**Exercise instructions:**
Identify all lines in the listing that include the word "have", and copy them out.

[Source data]
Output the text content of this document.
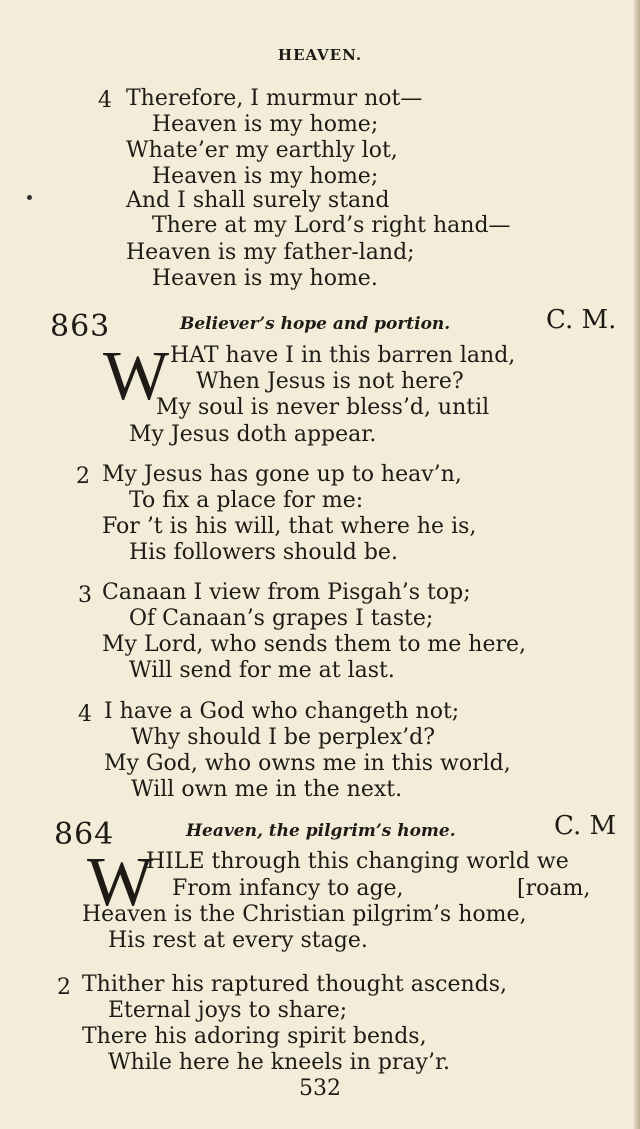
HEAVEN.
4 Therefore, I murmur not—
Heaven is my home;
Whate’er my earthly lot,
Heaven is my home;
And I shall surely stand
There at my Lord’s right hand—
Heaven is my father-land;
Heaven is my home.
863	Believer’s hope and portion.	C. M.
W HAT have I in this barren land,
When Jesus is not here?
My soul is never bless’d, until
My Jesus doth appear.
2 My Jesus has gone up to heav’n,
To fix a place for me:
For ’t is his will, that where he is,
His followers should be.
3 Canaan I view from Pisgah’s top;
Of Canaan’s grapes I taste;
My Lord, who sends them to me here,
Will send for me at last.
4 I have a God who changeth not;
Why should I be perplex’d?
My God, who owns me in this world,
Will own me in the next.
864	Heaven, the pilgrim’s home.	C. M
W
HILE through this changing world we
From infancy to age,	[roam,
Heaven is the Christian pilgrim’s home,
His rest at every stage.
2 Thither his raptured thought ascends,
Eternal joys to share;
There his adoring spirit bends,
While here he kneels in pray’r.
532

* * *

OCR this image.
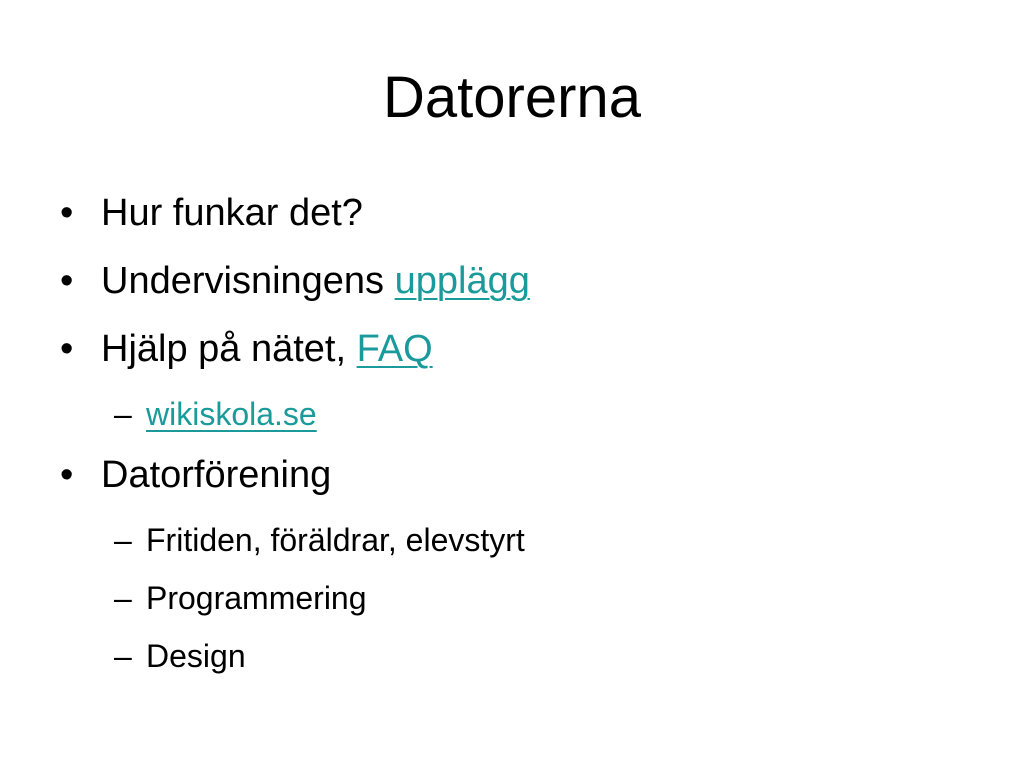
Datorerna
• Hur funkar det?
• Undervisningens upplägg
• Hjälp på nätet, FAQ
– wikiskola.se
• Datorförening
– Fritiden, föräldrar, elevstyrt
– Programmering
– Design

**Expected output:**
W HAT have I in this barren land,
4 I have a God who changeth not;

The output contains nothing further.